(Dataset listings of figures)

··········

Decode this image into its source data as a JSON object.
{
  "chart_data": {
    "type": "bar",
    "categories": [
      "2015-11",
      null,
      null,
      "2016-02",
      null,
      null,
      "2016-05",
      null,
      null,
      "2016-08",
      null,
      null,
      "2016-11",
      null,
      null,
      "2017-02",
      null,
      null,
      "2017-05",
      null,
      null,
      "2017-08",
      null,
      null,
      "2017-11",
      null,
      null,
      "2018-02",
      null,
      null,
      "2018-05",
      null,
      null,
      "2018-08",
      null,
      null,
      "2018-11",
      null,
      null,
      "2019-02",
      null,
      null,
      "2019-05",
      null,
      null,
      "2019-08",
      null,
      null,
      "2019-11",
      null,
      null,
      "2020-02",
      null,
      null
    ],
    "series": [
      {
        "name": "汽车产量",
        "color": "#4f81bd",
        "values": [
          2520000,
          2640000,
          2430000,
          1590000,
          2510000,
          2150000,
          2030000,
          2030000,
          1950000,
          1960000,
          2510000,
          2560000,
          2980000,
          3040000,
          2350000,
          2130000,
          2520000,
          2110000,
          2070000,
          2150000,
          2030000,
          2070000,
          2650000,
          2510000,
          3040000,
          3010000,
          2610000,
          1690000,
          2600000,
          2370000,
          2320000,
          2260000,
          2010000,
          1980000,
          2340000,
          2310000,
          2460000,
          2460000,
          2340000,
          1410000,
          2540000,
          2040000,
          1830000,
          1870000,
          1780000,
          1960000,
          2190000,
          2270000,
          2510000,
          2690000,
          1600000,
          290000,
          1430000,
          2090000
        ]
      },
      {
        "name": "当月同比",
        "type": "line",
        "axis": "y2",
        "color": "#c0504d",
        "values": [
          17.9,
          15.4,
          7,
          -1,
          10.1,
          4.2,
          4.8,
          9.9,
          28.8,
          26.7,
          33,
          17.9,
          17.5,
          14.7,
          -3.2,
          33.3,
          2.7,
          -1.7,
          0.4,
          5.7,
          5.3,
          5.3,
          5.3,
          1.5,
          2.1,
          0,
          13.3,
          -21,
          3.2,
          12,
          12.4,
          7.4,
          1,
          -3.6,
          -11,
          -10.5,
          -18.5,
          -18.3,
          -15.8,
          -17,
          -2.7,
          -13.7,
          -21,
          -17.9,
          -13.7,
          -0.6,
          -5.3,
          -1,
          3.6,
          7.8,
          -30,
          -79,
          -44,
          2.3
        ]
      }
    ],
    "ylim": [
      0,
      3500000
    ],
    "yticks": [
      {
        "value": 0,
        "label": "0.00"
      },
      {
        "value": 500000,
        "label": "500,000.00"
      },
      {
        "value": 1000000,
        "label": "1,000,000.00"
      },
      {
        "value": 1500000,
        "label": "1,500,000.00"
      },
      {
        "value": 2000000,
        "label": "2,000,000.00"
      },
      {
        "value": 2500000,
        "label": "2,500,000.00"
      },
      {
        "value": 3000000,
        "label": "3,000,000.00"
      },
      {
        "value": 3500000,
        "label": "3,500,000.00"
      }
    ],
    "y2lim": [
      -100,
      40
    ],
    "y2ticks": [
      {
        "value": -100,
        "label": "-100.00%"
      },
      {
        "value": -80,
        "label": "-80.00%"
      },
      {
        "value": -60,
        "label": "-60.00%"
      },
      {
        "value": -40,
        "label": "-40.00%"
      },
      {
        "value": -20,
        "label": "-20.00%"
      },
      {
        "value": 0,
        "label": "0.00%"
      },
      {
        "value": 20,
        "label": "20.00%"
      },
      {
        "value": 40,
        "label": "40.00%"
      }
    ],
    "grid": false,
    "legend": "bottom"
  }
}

··········

**Written request:**
Output all preceding records character for character.

**Result of this exercise:**
Decode this image into its source data as a JSON object.
{
  "chart_data": {
    "type": "bar",
    "categories": [
      "2015-11",
      null,
      null,
      "2016-02",
      null,
      null,
      "2016-05",
      null,
      null,
      "2016-08",
      null,
      null,
      "2016-11",
      null,
      null,
      "2017-02",
      null,
      null,
      "2017-05",
      null,
      null,
      "2017-08",
      null,
      null,
      "2017-11",
      null,
      null,
      "2018-02",
      null,
      null,
      "2018-05",
      null,
      null,
      "2018-08",
      null,
      null,
      "2018-11",
      null,
      null,
      "2019-02",
      null,
      null,
      "2019-05",
      null,
      null,
      "2019-08",
      null,
      null,
      "2019-11",
      null,
      null,
      "2020-02",
      null,
      null
    ],
    "series": [
      {
        "name": "汽车产量",
        "color": "#4f81bd",
        "values": [
          2520000,
          2640000,
          2430000,
          1590000,
          2510000,
          2150000,
          2030000,
          2030000,
          1950000,
          1960000,
          2510000,
          2560000,
          2980000,
          3040000,
          2350000,
          2130000,
          2520000,
          2110000,
          2070000,
          2150000,
          2030000,
          2070000,
          2650000,
          2510000,
          3040000,
          3010000,
          2610000,
          1690000,
          2600000,
          2370000,
          2320000,
          2260000,
          2010000,
          1980000,
          2340000,
          2310000,
          2460000,
          2460000,
          2340000,
          1410000,
          2540000,
          2040000,
          1830000,
          1870000,
          1780000,
          1960000,
          2190000,
          2270000,
          2510000,
          2690000,
          1600000,
          290000,
          1430000,
          2090000
        ]
      },
      {
        "name": "当月同比",
        "type": "line",
        "axis": "y2",
        "color": "#c0504d",
        "values": [
          17.9,
          15.4,
          7,
          -1,
          10.1,
          4.2,
          4.8,
          9.9,
          28.8,
          26.7,
          33,
          17.9,
          17.5,
          14.7,
          -3.2,
          33.3,
          2.7,
          -1.7,
          0.4,
          5.7,
          5.3,
          5.3,
          5.3,
          1.5,
          2.1,
          0,
          13.3,
          -21,
          3.2,
          12,
          12.4,
          7.4,
          1,
          -3.6,
          -11,
          -10.5,
          -18.5,
          -18.3,
          -15.8,
          -17,
          -2.7,
          -13.7,
          -21,
          -17.9,
          -13.7,
          -0.6,
          -5.3,
          -1,
          3.6,
          7.8,
          -30,
          -79,
          -44,
          2.3
        ]
      }
    ],
    "ylim": [
      0,
      3500000
    ],
    "yticks": [
      {
        "value": 0,
        "label": "0.00"
      },
      {
        "value": 500000,
        "label": "500,000.00"
      },
      {
        "value": 1000000,
        "label": "1,000,000.00"
      },
      {
        "value": 1500000,
        "label": "1,500,000.00"
      },
      {
        "value": 2000000,
        "label": "2,000,000.00"
      },
      {
        "value": 2500000,
        "label": "2,500,000.00"
      },
      {
        "value": 3000000,
        "label": "3,000,000.00"
      },
      {
        "value": 3500000,
        "label": "3,500,000.00"
      }
    ],
    "y2lim": [
      -100,
      40
    ],
    "y2ticks": [
      {
        "value": -100,
        "label": "-100.00%"
      },
      {
        "value": -80,
        "label": "-80.00%"
      },
      {
        "value": -60,
        "label": "-60.00%"
      },
      {
        "value": -40,
        "label": "-40.00%"
      },
      {
        "value": -20,
        "label": "-20.00%"
      },
      {
        "value": 0,
        "label": "0.00%"
      },
      {
        "value": 20,
        "label": "20.00%"
      },
      {
        "value": 40,
        "label": "40.00%"
      }
    ],
    "grid": false,
    "legend": "bottom"
  }
}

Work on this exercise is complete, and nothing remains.